[Dataset rows]
--- Begin ---

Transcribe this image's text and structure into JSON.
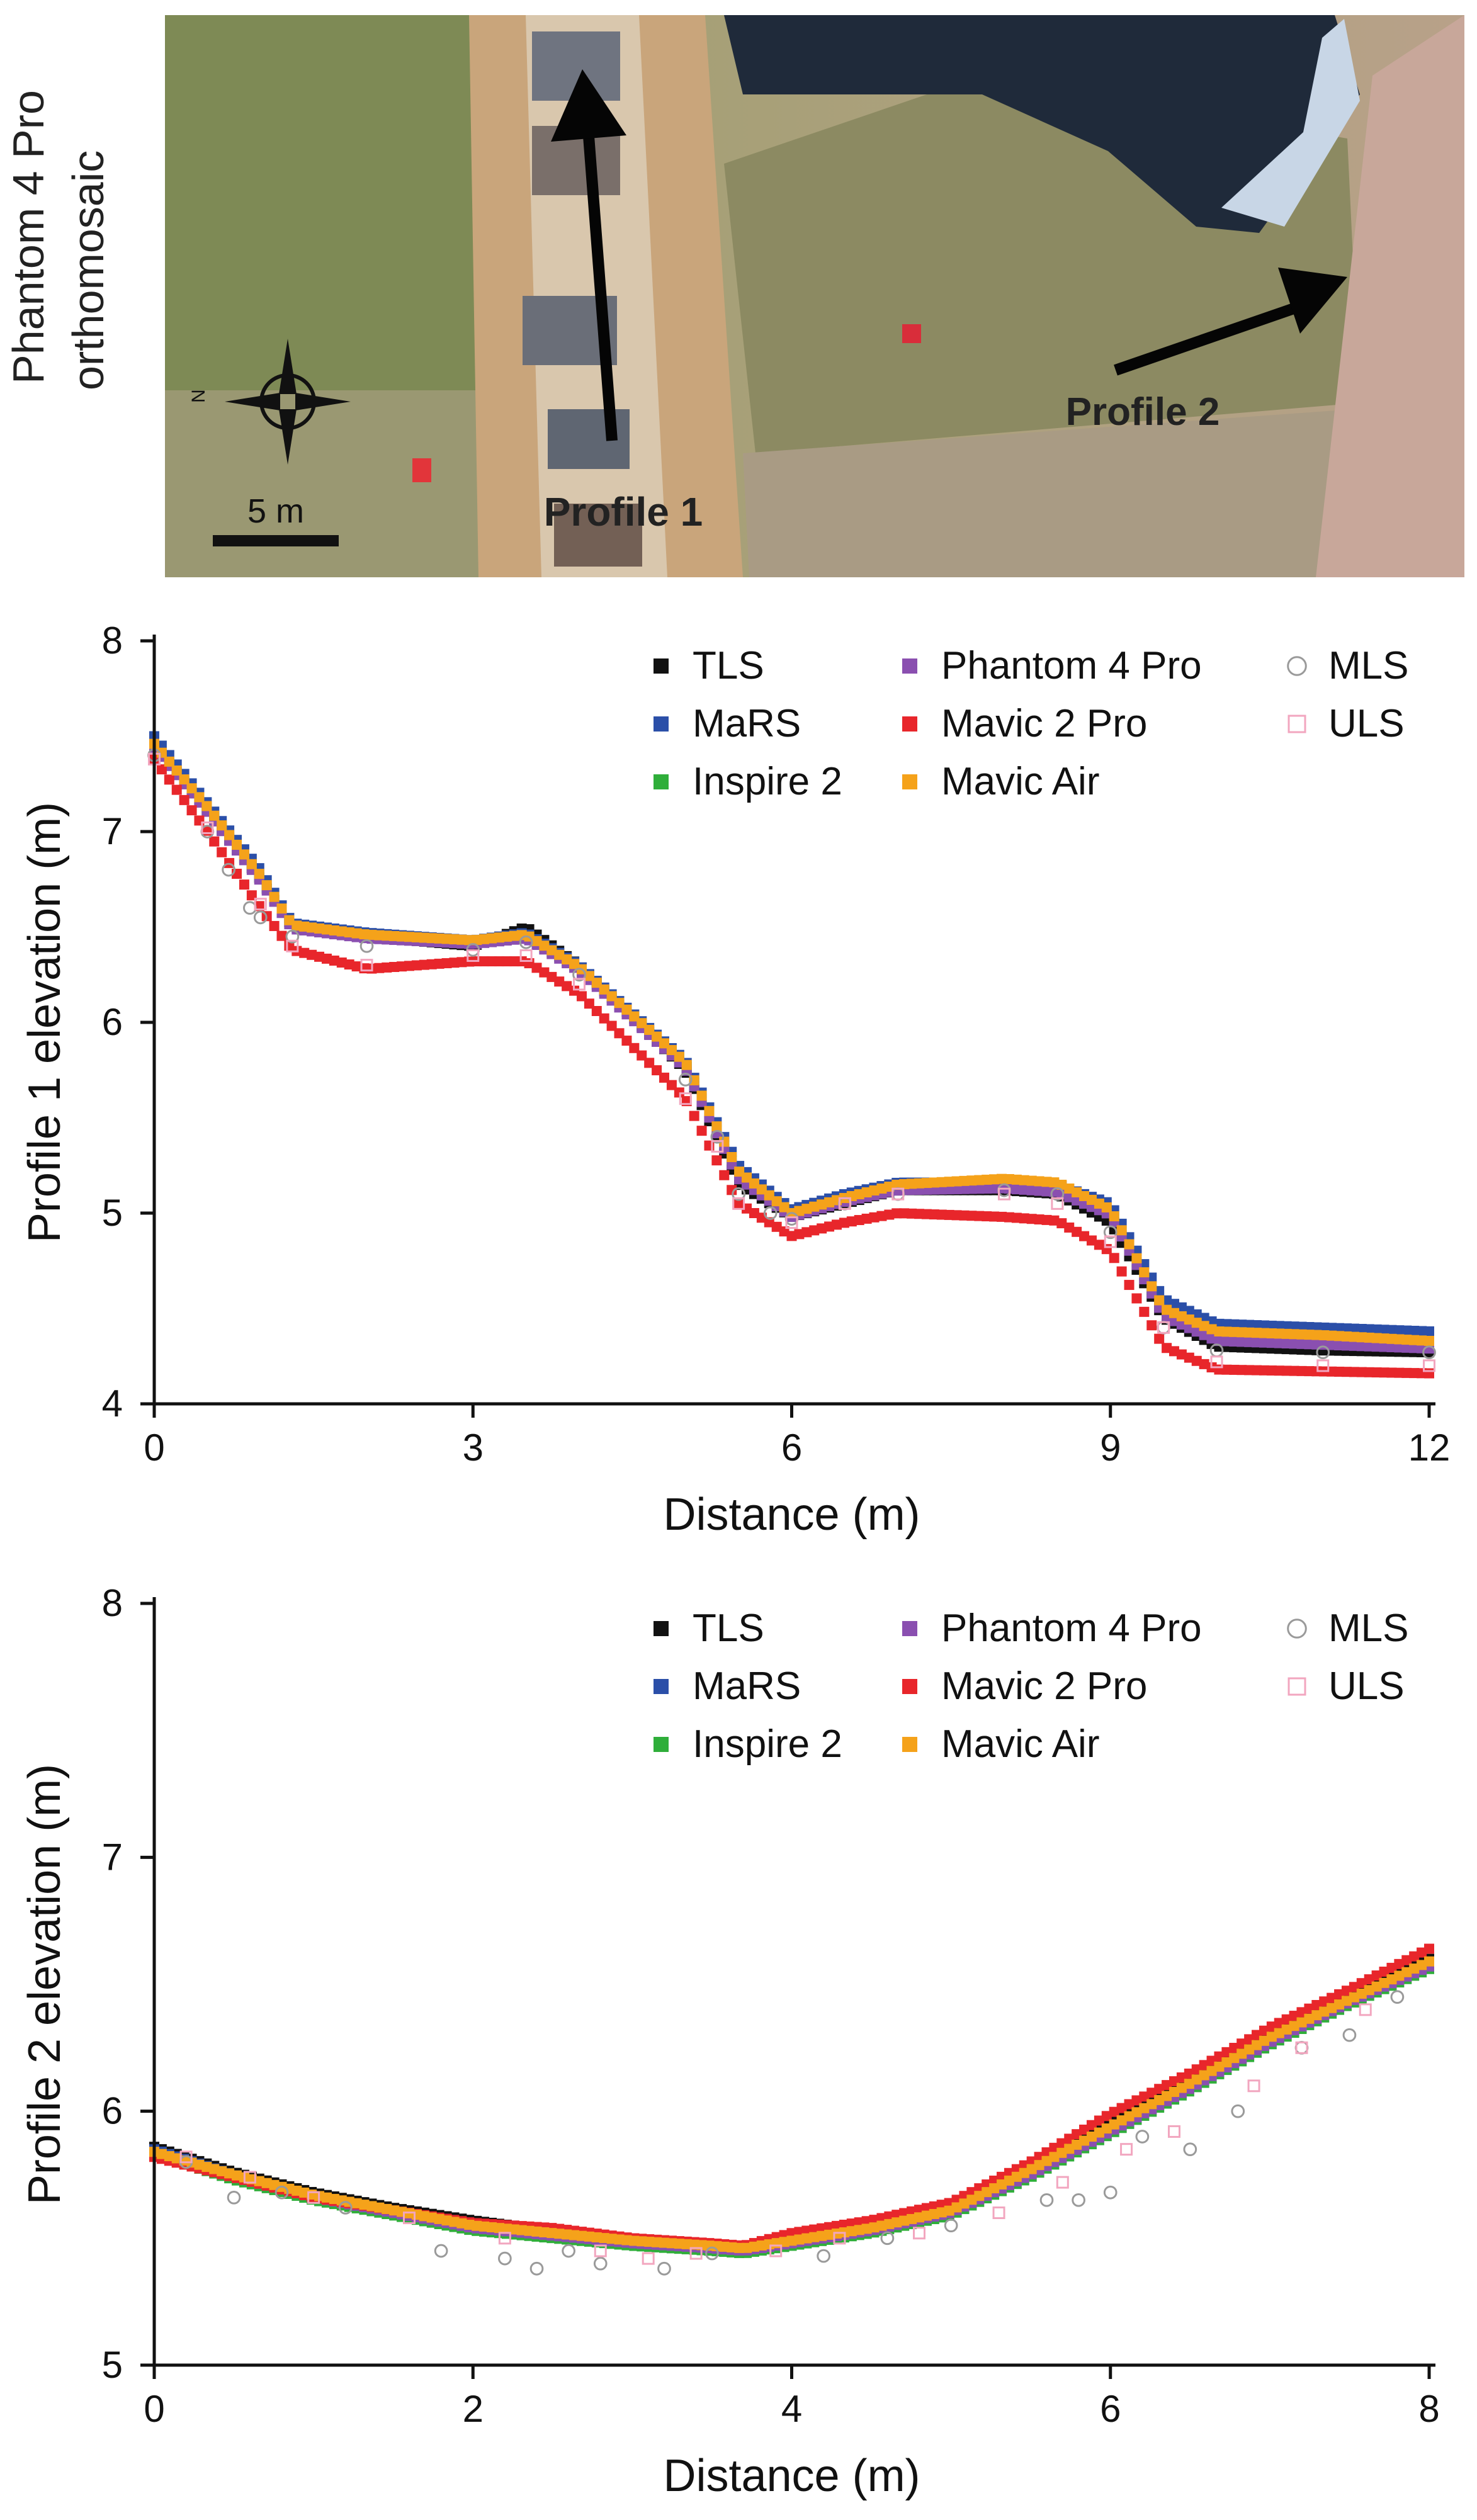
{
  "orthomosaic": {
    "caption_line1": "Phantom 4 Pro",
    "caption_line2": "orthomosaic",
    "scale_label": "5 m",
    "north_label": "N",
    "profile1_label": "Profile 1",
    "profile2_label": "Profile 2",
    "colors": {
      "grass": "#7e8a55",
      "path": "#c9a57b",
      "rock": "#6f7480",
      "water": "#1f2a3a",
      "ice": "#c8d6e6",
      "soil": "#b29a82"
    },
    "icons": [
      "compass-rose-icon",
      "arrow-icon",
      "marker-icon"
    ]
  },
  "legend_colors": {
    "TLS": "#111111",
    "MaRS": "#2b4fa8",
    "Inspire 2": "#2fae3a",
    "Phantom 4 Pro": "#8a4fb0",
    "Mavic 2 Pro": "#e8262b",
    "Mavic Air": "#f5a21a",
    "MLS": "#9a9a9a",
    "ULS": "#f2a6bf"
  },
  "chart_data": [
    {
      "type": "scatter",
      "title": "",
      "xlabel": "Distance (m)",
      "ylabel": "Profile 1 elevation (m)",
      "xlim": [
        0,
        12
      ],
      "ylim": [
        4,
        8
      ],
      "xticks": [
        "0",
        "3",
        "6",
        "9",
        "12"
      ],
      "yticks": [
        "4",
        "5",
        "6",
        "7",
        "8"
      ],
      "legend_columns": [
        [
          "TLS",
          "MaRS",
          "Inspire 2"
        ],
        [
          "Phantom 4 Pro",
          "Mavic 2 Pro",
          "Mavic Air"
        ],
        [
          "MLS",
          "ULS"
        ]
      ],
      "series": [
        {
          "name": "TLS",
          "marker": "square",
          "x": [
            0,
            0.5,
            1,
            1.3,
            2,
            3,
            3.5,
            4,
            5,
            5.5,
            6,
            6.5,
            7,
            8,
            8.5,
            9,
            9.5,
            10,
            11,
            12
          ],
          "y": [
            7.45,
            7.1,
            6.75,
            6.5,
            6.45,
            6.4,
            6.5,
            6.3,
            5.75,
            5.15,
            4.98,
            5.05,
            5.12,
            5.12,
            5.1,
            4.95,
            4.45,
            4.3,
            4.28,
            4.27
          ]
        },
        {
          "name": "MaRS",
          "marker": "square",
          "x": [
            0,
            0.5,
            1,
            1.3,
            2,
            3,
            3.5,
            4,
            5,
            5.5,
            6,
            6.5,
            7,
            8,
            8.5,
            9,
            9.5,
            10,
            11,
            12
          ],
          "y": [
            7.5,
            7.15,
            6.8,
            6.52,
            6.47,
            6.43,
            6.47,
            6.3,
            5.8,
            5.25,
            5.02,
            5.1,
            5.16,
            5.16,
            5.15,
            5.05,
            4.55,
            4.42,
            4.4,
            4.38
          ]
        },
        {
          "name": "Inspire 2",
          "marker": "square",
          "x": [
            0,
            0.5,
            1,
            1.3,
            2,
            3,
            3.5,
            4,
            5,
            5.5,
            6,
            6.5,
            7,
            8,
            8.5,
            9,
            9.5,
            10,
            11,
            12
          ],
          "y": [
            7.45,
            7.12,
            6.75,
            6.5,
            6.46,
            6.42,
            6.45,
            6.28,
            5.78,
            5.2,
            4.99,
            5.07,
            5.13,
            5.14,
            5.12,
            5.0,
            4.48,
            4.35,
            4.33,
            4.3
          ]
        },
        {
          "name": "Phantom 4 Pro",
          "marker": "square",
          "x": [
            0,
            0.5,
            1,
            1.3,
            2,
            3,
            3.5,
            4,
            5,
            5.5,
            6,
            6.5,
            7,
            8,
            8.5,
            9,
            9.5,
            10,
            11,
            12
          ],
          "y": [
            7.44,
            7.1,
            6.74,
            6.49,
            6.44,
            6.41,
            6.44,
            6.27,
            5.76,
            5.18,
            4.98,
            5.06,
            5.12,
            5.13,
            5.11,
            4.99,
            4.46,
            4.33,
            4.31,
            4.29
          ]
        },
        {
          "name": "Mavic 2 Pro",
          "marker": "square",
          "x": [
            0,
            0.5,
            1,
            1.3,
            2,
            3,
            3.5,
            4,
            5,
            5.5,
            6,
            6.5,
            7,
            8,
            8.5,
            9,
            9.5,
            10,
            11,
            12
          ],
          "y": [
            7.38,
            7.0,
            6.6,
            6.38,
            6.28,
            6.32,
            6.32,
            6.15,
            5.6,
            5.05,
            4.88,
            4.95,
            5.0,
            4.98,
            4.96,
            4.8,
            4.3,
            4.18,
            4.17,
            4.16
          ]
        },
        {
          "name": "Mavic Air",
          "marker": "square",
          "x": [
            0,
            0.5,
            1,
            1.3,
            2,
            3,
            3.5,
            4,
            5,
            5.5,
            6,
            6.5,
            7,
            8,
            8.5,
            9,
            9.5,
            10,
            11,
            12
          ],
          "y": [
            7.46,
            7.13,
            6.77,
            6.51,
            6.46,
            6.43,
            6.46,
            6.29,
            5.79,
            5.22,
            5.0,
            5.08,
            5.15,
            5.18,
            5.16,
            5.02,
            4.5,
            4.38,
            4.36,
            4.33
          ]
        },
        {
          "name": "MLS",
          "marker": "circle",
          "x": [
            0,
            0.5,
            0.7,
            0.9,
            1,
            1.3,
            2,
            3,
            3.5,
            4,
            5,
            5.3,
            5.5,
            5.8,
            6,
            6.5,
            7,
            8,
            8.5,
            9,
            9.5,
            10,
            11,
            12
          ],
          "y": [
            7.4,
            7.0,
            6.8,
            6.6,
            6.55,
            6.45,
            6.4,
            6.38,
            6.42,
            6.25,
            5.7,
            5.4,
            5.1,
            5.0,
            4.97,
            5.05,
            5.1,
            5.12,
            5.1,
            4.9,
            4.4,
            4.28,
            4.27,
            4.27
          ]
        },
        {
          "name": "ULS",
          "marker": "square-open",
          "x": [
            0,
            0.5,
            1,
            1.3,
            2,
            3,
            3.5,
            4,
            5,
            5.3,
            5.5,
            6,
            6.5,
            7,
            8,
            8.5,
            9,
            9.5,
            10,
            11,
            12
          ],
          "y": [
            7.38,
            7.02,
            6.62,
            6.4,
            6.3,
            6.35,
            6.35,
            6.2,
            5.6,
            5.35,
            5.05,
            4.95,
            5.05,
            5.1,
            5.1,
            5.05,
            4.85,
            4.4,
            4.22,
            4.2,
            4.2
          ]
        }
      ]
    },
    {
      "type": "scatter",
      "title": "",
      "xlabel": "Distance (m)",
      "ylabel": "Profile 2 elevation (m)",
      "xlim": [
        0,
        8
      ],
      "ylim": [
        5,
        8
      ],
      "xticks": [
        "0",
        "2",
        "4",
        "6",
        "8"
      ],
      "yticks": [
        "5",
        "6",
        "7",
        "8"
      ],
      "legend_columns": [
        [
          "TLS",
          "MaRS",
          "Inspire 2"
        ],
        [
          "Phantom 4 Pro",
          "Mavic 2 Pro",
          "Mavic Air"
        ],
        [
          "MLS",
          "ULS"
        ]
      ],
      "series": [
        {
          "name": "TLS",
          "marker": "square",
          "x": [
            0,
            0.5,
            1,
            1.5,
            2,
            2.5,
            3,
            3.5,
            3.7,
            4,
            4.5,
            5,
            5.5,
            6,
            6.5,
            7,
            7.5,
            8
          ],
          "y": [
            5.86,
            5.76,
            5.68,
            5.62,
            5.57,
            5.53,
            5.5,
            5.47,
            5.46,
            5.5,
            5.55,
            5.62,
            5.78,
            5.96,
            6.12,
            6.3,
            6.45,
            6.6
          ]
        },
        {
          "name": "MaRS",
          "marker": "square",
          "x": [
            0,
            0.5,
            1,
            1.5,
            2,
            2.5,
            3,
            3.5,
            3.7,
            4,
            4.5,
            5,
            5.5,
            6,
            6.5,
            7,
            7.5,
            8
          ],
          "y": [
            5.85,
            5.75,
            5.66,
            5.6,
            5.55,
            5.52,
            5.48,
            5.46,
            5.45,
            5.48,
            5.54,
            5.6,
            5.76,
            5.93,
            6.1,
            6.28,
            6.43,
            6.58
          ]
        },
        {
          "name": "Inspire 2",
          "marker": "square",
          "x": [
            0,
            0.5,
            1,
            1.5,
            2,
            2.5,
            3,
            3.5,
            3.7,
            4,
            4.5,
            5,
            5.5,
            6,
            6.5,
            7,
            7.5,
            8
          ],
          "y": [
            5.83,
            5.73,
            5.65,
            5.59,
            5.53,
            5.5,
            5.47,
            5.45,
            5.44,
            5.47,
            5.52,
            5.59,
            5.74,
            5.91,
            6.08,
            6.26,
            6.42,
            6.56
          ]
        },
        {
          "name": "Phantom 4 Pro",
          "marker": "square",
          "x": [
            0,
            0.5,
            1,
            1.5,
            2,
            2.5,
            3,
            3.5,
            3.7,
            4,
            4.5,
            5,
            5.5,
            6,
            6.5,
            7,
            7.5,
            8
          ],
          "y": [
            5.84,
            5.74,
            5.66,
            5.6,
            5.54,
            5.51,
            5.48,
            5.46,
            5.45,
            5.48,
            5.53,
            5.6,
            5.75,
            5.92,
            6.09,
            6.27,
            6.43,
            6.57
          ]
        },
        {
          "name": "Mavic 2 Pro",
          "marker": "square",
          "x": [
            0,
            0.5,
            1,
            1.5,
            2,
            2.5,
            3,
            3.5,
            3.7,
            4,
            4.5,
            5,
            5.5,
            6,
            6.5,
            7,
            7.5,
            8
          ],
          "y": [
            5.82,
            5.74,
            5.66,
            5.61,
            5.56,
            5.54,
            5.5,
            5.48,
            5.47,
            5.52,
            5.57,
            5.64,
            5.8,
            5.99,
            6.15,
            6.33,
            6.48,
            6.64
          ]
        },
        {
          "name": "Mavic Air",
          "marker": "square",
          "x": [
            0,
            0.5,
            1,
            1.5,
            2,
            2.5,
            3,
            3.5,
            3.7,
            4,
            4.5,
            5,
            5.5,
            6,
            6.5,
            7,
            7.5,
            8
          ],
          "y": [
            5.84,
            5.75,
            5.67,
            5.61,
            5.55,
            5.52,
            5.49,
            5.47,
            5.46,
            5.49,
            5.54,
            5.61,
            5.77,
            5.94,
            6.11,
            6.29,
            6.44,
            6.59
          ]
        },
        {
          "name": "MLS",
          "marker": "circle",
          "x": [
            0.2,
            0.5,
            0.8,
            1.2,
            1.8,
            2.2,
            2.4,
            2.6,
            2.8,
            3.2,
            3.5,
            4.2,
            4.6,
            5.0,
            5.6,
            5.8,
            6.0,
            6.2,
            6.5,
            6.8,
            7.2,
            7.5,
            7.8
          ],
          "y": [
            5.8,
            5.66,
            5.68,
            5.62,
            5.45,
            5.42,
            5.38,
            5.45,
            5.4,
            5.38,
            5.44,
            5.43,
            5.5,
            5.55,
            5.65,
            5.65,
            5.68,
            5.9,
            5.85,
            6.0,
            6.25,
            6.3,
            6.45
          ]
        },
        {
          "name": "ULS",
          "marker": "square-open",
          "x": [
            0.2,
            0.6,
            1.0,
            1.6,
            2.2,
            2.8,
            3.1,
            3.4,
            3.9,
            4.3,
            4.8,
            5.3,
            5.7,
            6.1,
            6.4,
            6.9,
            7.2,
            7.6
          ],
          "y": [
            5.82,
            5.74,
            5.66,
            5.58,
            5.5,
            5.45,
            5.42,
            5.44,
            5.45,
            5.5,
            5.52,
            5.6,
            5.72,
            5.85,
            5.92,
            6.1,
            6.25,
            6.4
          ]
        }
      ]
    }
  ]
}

--- End ---
--- Begin ---

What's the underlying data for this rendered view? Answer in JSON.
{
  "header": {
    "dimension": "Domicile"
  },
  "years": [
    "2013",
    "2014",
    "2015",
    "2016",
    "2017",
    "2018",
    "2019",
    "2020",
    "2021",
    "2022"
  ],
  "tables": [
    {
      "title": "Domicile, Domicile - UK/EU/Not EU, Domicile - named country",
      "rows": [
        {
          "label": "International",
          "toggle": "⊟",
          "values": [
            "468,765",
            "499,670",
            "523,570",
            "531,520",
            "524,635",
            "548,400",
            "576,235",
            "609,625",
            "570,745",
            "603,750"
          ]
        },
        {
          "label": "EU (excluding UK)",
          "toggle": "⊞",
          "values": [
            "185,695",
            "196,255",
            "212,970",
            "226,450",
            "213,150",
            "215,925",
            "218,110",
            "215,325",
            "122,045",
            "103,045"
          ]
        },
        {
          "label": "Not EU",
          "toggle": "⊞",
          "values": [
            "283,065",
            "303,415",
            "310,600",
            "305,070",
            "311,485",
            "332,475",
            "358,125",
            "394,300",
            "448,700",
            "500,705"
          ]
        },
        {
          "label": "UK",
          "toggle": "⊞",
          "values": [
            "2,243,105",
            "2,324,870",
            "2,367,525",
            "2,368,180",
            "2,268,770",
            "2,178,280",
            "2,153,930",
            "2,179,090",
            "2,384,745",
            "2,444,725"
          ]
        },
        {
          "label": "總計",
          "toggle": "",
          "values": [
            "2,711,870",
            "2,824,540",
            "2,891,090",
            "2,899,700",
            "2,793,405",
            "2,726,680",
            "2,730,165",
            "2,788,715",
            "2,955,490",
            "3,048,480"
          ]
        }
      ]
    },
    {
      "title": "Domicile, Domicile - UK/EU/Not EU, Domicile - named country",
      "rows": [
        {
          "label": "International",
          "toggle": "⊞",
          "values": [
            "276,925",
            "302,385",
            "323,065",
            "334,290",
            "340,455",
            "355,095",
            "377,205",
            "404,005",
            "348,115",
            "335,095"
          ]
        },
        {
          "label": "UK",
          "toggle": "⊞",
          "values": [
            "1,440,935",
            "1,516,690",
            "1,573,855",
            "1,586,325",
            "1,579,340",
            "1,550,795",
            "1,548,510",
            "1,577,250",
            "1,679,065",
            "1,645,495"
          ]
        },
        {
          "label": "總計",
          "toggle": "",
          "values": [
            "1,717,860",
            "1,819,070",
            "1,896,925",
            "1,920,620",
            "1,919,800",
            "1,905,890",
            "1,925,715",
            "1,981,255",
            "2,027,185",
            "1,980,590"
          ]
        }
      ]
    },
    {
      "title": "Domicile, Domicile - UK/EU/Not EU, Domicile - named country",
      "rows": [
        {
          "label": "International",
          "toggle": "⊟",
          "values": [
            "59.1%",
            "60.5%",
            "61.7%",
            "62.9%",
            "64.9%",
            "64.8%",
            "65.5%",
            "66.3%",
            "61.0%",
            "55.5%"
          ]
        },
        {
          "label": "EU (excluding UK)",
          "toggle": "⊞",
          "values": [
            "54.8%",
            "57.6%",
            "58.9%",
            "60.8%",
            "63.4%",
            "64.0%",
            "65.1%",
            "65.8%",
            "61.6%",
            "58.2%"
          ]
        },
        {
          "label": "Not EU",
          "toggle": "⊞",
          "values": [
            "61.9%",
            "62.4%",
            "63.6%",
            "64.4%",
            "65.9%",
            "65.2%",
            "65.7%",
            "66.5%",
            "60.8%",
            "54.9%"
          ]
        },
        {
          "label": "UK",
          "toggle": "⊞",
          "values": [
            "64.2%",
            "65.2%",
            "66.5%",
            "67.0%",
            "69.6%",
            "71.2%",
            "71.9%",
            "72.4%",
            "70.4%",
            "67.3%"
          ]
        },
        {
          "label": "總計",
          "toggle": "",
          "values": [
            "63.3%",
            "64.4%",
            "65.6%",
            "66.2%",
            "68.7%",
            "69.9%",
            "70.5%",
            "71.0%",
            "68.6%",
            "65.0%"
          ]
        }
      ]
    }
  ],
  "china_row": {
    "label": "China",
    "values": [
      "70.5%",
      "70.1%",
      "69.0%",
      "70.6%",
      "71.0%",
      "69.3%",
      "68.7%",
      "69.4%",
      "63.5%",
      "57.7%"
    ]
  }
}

--- End ---
--- Begin ---

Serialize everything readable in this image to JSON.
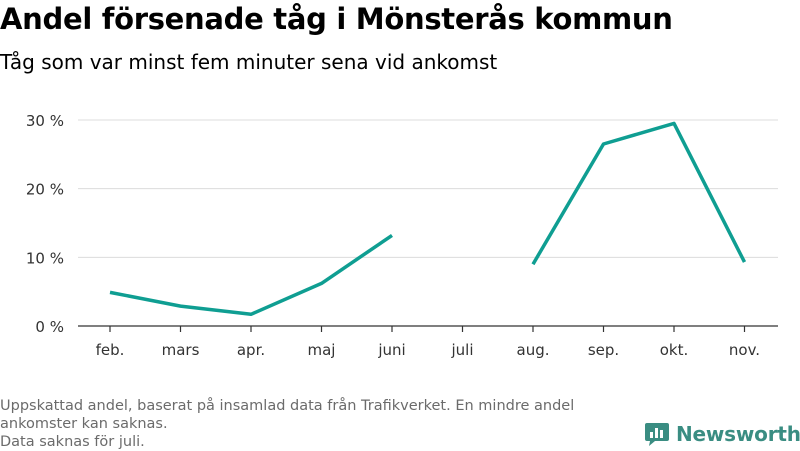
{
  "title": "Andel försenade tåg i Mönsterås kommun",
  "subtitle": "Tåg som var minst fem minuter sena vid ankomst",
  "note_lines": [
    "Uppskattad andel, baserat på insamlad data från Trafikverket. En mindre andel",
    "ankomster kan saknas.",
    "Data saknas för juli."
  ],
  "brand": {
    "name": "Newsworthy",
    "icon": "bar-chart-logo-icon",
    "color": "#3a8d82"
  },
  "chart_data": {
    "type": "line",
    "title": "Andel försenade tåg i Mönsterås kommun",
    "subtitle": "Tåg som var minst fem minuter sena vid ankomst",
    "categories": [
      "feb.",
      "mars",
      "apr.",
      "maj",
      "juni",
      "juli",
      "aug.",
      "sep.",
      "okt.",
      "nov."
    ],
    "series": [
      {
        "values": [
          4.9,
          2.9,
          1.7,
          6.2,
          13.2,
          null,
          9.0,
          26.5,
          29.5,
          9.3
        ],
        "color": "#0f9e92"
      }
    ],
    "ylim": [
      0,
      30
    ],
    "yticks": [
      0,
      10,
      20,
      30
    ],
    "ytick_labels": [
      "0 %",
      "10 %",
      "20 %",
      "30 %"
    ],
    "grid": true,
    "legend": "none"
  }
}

--- End ---

INSTRUCTIONS FOR THE TASK | Copy all the lines above that hold the string "this".

FINISHED EXERCISE |
Transcribe this image's text and structure into JSON.
What's the underlying data for this rendered view? Answer in JSON.
Serialize everything readable in this image to JSON.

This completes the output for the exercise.